## [REQUIREMENT]
Copy out each line below that has the word "name" in it.

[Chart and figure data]
|---|

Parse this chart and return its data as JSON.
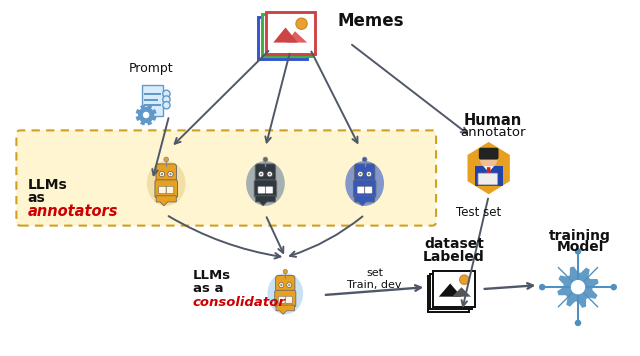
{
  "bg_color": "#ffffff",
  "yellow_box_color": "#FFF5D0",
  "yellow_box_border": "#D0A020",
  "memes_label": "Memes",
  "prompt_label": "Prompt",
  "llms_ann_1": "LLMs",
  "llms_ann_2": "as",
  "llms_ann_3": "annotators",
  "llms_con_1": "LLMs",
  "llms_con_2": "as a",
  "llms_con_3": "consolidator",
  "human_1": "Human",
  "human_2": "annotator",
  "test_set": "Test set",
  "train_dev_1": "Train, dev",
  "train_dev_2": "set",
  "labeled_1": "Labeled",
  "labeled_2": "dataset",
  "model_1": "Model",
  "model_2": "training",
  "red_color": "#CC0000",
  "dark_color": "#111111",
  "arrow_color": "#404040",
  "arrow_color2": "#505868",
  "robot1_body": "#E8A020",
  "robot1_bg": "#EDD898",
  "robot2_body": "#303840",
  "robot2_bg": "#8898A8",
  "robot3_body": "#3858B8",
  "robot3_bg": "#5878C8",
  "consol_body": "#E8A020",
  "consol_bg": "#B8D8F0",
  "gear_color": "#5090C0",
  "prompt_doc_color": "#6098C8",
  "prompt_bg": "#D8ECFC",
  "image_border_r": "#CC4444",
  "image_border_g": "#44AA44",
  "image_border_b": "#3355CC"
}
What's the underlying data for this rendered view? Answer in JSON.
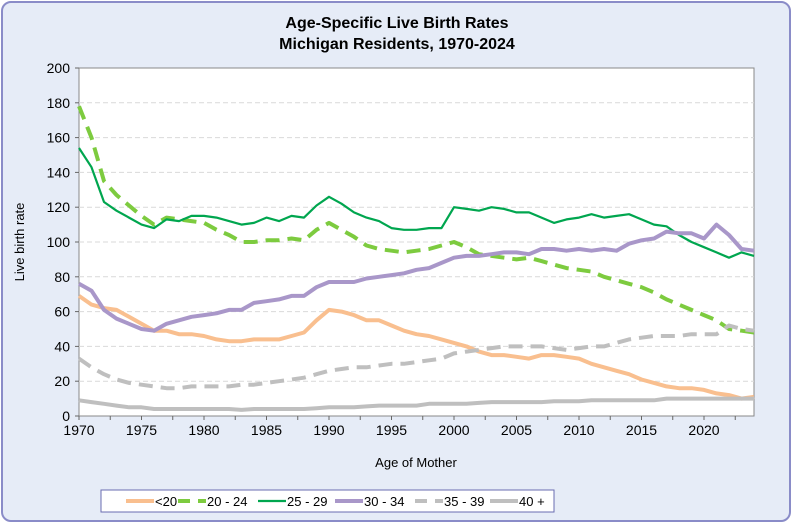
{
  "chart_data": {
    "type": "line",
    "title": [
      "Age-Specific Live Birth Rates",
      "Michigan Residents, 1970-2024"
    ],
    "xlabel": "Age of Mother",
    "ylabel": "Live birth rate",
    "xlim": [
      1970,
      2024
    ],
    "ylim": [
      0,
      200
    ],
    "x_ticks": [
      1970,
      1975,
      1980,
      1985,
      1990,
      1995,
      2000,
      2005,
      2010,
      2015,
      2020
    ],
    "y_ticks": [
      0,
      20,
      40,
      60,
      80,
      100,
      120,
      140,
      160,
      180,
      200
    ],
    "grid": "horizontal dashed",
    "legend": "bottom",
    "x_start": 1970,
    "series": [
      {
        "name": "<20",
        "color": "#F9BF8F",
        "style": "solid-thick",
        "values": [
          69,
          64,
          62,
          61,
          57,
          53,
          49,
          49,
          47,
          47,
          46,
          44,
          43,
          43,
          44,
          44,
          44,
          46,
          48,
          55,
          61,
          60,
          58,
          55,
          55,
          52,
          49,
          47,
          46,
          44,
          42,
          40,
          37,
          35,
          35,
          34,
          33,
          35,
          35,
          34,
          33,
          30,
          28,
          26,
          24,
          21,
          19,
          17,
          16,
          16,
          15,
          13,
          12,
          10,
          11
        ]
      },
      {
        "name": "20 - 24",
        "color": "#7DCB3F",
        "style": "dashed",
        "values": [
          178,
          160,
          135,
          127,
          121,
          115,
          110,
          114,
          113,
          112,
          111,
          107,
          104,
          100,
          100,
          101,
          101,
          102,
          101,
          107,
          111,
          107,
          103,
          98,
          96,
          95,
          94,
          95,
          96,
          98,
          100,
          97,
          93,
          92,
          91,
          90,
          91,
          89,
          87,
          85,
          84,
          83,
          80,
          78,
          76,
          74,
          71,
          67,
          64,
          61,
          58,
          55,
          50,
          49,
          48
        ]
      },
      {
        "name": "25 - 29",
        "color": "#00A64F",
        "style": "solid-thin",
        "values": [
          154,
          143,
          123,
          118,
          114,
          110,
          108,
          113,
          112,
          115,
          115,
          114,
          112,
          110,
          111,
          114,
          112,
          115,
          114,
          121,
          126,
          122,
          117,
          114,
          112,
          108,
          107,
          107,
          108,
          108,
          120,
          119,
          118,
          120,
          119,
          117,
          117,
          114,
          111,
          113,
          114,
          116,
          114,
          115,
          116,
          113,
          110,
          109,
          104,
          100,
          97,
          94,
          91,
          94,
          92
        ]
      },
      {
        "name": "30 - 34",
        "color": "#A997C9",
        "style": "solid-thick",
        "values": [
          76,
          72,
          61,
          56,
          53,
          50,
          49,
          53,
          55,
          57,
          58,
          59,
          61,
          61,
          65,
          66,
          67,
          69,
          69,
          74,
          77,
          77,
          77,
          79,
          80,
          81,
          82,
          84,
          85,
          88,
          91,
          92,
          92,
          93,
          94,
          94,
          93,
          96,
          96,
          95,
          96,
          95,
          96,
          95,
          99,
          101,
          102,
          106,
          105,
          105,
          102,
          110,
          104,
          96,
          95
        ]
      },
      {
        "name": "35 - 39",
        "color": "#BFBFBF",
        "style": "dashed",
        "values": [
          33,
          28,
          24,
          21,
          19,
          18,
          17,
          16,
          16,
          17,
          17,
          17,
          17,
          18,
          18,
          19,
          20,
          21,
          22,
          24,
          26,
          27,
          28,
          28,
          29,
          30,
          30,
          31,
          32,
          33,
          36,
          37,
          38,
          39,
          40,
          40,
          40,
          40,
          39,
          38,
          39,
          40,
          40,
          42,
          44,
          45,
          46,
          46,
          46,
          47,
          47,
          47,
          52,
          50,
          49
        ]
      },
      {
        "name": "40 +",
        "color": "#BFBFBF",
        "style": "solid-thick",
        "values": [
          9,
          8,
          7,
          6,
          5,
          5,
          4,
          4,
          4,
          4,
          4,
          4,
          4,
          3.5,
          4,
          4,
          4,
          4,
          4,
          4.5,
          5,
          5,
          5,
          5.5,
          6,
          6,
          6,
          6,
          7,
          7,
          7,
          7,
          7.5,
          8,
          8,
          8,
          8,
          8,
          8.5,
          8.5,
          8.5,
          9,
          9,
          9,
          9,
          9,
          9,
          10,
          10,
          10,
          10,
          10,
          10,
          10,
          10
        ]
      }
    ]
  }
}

|---|

## [FINAL ANSWER]
        "name": "<20",
        "name": "20 - 24",
        "name": "25 - 29",
        "name": "30 - 34",
        "name": "35 - 39",
        "name": "40 +",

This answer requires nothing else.